> _DATA FOR THIS EXERCISE_
=-=-=-=-=

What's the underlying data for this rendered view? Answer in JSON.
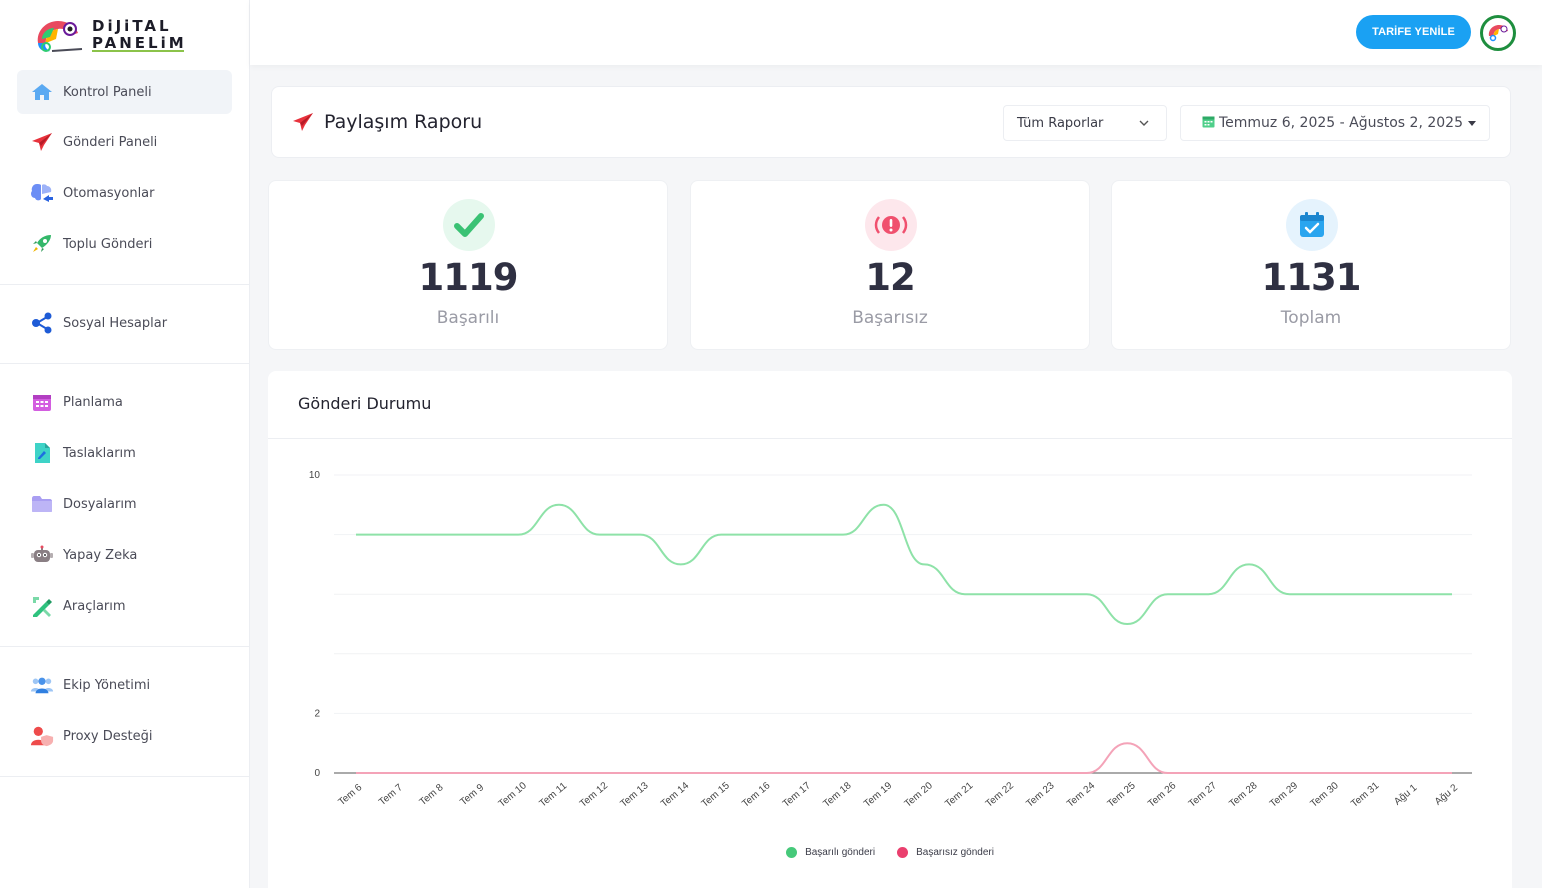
{
  "brand": {
    "line1": "DiJiTAL",
    "line2": "PANELiM"
  },
  "sidebar": {
    "items": [
      {
        "label": "Kontrol Paneli",
        "icon": "home-icon",
        "active": true
      },
      {
        "label": "Gönderi Paneli",
        "icon": "paper-plane-icon"
      },
      {
        "label": "Otomasyonlar",
        "icon": "brain-icon"
      },
      {
        "label": "Toplu Gönderi",
        "icon": "rocket-icon"
      },
      {
        "label": "Sosyal Hesaplar",
        "icon": "share-icon"
      },
      {
        "label": "Planlama",
        "icon": "calendar-icon"
      },
      {
        "label": "Taslaklarım",
        "icon": "draft-file-icon"
      },
      {
        "label": "Dosyalarım",
        "icon": "folder-icon"
      },
      {
        "label": "Yapay Zeka",
        "icon": "robot-icon"
      },
      {
        "label": "Araçlarım",
        "icon": "tools-icon"
      },
      {
        "label": "Ekip Yönetimi",
        "icon": "team-icon"
      },
      {
        "label": "Proxy Desteği",
        "icon": "user-shield-icon"
      }
    ]
  },
  "topbar": {
    "renew_label": "TARİFE YENİLE"
  },
  "report": {
    "title": "Paylaşım Raporu",
    "filter_value": "Tüm Raporlar",
    "date_range": "Temmuz 6, 2025 - Ağustos 2, 2025"
  },
  "stats": [
    {
      "value": "1119",
      "label": "Başarılı",
      "color": "#2ecc71"
    },
    {
      "value": "12",
      "label": "Başarısız",
      "color": "#f0506e"
    },
    {
      "value": "1131",
      "label": "Toplam",
      "color": "#1aa1f3"
    }
  ],
  "chart_data": {
    "type": "line",
    "title": "Gönderi Durumu",
    "categories": [
      "Tem 6",
      "Tem 7",
      "Tem 8",
      "Tem 9",
      "Tem 10",
      "Tem 11",
      "Tem 12",
      "Tem 13",
      "Tem 14",
      "Tem 15",
      "Tem 16",
      "Tem 17",
      "Tem 18",
      "Tem 19",
      "Tem 20",
      "Tem 21",
      "Tem 22",
      "Tem 23",
      "Tem 24",
      "Tem 25",
      "Tem 26",
      "Tem 27",
      "Tem 28",
      "Tem 29",
      "Tem 30",
      "Tem 31",
      "Ağu 1",
      "Ağu 2"
    ],
    "ylim": [
      0,
      10
    ],
    "y_ticks": [
      "0",
      "2",
      "",
      "",
      "",
      "10"
    ],
    "series": [
      {
        "name": "Başarılı gönderi",
        "color": "#8ee2a8",
        "legend_color": "#46c97a",
        "values": [
          8,
          8,
          8,
          8,
          8,
          9,
          8,
          8,
          7,
          8,
          8,
          8,
          8,
          9,
          7,
          6,
          6,
          6,
          6,
          5,
          6,
          6,
          7,
          6,
          6,
          6,
          6,
          6
        ]
      },
      {
        "name": "Başarısız gönderi",
        "color": "#f4a3b8",
        "legend_color": "#ea3f6e",
        "values": [
          0,
          0,
          0,
          0,
          0,
          0,
          0,
          0,
          0,
          0,
          0,
          0,
          0,
          0,
          0,
          0,
          0,
          0,
          0,
          1,
          0,
          0,
          0,
          0,
          0,
          0,
          0,
          0
        ]
      }
    ],
    "grid": true,
    "legend": "bottom"
  }
}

=-=-=-=-=

Copy each line that contains the word "Başarılı".

      "label": "Başarılı",
        "name": "Başarılı gönderi",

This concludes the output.